##### Data for the task #####

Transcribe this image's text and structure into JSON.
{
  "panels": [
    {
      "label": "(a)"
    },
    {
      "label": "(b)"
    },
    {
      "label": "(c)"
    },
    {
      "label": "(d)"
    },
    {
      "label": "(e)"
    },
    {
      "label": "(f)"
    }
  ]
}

#####

== Job ==
Each record above should be repeated exactly as it appears.

== The response ==
Transcribe this image's text and structure into JSON.
{
  "panels": [
    {
      "label": "(a)"
    },
    {
      "label": "(b)"
    },
    {
      "label": "(c)"
    },
    {
      "label": "(d)"
    },
    {
      "label": "(e)"
    },
    {
      "label": "(f)"
    }
  ]
}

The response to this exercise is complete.